GIVEN TASK:
Please report every line from the material that contains the word "instructions".
===
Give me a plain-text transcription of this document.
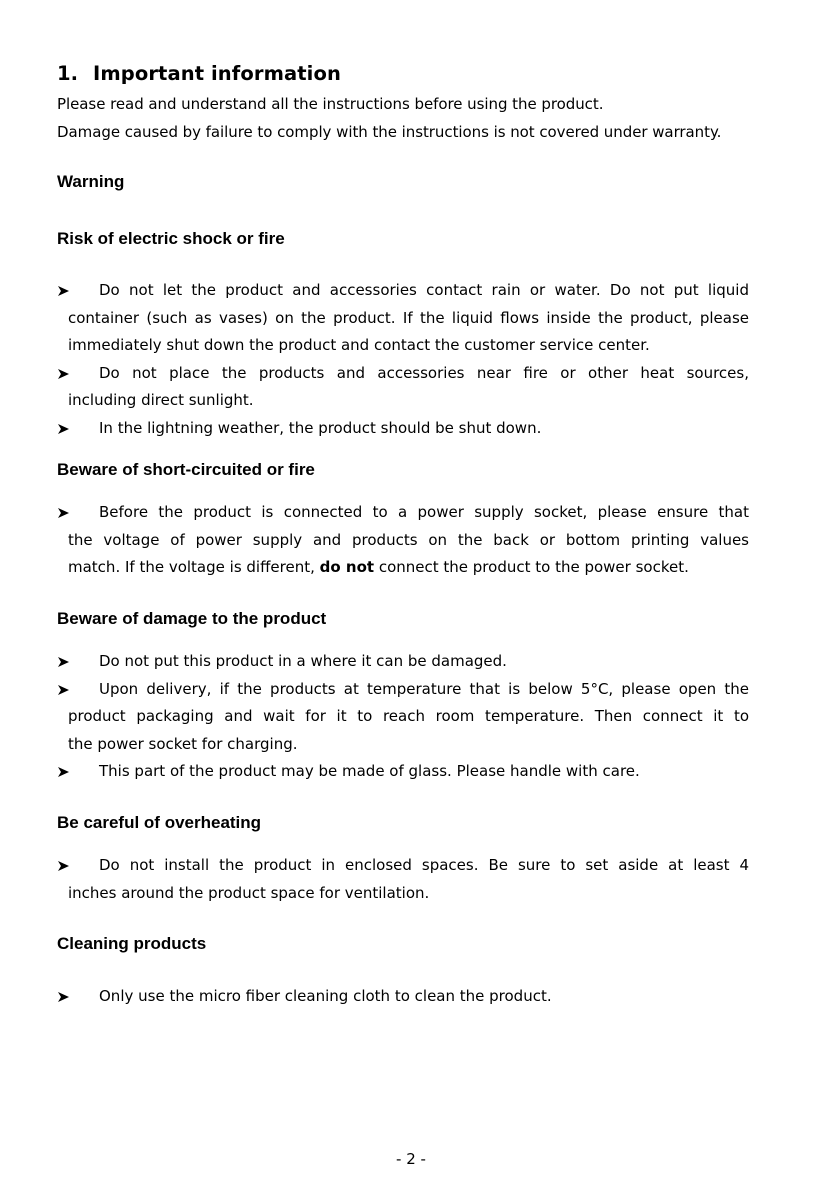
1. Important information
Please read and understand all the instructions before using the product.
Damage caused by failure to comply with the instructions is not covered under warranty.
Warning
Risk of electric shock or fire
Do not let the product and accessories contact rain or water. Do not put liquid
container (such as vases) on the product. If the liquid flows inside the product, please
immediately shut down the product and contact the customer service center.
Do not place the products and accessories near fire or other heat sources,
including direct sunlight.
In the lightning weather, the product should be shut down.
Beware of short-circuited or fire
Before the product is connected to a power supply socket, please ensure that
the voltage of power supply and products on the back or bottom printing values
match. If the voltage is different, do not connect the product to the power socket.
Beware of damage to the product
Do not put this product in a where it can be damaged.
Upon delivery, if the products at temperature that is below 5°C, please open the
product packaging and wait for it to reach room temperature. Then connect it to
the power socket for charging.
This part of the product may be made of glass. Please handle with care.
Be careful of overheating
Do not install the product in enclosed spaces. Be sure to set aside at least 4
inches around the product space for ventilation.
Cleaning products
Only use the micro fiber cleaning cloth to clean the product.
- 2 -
===
THE REPLY:
Please read and understand all the instructions before using the product.
Damage caused by failure to comply with the instructions is not covered under warranty.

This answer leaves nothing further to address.